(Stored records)
══════════════════════════════

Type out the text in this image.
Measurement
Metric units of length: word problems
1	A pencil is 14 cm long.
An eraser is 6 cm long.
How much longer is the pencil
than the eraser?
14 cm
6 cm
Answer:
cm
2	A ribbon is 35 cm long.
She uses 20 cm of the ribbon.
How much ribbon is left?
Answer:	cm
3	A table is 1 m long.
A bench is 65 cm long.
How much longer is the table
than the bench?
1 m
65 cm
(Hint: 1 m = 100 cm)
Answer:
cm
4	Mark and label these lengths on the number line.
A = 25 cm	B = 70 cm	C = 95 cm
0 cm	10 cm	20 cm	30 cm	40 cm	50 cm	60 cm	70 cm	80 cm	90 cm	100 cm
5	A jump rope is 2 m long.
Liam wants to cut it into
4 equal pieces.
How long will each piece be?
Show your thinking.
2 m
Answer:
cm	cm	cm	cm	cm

══════════════════════════════

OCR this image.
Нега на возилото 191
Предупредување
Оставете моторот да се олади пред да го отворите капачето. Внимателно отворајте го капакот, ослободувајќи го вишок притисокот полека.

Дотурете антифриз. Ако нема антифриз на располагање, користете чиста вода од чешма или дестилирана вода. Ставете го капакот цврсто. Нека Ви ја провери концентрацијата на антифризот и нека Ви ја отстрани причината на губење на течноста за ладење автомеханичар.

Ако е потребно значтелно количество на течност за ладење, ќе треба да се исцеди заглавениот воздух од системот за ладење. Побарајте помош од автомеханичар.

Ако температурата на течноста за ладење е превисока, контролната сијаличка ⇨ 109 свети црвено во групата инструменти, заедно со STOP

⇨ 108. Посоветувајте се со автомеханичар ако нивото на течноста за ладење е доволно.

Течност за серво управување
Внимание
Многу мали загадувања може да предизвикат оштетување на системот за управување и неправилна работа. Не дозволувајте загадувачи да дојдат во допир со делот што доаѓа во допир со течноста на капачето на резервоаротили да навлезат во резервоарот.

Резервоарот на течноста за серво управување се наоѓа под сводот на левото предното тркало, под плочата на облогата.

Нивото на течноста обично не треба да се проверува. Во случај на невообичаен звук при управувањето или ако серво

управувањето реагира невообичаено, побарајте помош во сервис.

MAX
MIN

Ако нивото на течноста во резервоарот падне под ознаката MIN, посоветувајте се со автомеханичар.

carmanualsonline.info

══════════════════════════════

AIM OF THE TASK: Your answer should be a single number: how many lines of the material contain the word "pencil".

PROBLEM SOLUTION: 2